Directions for this task:
Review the listing and copy each line that holds the word "different".

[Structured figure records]

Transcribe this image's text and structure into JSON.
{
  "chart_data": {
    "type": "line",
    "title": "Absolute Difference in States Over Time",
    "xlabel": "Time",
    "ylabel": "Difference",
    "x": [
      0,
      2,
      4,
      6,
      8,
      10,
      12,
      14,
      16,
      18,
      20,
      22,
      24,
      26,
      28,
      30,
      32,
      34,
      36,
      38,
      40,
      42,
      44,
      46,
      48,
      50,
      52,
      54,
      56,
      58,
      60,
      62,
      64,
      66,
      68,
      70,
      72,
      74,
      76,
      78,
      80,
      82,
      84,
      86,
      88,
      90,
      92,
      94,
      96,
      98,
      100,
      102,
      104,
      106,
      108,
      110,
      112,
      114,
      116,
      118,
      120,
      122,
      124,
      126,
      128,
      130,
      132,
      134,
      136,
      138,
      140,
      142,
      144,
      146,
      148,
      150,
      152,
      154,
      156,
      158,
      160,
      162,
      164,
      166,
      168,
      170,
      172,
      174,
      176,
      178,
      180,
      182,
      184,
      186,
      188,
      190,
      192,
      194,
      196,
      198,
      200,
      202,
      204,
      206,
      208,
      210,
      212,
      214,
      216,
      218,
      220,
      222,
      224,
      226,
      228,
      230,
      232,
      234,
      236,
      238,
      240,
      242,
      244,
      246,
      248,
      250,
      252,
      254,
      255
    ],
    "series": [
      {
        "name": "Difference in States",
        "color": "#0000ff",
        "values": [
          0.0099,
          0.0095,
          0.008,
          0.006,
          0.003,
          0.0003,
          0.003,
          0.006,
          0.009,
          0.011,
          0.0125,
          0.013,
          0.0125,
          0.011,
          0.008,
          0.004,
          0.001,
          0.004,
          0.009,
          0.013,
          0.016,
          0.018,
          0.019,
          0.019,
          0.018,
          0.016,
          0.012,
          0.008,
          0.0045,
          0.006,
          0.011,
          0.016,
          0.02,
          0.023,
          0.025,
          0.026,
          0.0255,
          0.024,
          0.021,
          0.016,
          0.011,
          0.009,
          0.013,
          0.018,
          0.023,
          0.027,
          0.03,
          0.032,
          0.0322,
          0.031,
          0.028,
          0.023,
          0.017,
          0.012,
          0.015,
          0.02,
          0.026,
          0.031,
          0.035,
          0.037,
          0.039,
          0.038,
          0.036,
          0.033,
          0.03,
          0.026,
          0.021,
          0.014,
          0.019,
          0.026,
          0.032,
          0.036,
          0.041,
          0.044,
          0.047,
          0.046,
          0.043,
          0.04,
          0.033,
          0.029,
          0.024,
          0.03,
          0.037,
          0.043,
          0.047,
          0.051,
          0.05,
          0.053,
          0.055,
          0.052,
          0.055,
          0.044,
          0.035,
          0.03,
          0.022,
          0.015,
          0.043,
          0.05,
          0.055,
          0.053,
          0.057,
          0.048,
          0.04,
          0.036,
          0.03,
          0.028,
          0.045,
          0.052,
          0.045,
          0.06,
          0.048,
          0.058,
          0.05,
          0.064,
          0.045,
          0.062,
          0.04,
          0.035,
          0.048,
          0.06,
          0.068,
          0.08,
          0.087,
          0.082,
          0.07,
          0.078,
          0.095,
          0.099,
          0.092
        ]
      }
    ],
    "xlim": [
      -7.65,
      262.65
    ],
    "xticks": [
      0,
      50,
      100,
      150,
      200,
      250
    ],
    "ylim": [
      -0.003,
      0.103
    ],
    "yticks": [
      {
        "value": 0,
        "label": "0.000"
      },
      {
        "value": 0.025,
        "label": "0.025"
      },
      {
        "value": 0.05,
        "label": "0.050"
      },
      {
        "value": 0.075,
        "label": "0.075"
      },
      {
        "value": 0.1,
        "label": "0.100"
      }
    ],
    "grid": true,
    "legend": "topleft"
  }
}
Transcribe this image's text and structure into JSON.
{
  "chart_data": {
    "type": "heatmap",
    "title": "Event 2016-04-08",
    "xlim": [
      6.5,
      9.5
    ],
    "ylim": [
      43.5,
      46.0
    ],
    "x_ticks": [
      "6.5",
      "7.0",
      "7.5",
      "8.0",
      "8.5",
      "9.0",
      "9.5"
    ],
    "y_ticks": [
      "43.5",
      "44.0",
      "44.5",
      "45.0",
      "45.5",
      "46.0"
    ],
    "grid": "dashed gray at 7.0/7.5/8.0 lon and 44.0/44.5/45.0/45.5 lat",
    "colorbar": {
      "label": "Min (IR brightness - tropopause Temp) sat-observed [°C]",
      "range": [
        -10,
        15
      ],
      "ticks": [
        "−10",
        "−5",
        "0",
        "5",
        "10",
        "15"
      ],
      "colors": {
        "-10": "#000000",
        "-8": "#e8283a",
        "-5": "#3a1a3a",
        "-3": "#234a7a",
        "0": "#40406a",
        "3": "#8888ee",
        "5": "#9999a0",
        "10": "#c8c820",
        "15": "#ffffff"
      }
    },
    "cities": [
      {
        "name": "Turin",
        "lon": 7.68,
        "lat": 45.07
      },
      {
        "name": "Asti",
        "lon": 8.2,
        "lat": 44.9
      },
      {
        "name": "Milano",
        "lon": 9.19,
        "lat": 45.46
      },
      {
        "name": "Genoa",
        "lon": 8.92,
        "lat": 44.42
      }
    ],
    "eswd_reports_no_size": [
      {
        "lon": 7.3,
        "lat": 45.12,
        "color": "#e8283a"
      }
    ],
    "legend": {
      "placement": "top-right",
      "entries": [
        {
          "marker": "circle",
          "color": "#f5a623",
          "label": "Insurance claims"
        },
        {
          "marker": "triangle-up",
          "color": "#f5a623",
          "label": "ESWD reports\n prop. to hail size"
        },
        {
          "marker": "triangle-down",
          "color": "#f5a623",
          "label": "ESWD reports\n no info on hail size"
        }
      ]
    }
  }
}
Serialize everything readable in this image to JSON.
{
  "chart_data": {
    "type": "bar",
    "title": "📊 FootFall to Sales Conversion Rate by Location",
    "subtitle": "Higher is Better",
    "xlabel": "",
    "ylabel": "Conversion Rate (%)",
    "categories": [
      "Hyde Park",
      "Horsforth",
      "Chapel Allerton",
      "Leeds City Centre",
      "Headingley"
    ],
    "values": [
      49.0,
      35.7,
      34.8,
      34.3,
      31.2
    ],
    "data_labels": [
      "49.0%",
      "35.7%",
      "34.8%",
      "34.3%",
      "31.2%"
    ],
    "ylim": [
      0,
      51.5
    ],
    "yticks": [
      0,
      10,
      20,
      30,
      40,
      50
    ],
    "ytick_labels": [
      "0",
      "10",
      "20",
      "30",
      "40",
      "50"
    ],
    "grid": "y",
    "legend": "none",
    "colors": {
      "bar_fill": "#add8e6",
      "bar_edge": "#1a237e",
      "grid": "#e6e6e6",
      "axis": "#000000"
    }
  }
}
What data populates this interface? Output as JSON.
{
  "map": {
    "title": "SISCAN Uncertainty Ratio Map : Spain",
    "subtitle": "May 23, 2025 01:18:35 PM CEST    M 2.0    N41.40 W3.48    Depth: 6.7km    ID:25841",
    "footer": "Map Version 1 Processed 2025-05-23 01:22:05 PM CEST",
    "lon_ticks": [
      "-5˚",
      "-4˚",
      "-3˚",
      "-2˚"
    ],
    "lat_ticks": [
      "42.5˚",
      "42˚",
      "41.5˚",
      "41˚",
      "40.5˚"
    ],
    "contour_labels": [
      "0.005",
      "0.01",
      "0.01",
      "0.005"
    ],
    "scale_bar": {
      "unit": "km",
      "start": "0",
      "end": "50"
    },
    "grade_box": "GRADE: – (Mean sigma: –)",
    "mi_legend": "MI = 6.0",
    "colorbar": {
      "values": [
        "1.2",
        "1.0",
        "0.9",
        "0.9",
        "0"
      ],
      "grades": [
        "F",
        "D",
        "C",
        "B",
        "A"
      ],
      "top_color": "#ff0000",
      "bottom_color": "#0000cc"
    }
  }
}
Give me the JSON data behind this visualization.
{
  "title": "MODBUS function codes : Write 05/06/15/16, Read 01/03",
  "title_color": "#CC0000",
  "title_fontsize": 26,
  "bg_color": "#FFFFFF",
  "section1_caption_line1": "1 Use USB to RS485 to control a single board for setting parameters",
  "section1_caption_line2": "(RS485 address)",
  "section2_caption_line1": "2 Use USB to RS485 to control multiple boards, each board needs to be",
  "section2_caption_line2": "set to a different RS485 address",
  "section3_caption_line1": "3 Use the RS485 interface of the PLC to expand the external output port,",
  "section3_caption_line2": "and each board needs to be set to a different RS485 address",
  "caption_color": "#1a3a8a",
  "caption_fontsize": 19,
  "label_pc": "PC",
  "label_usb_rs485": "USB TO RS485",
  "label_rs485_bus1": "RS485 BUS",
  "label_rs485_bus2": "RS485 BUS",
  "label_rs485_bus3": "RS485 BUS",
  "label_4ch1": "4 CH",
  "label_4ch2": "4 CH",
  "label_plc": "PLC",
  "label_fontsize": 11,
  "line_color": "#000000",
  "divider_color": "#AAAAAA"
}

Exercise answer:
  "section2_caption_line2": "set to a different RS485 address",
  "section3_caption_line2": "and each board needs to be set to a different RS485 address",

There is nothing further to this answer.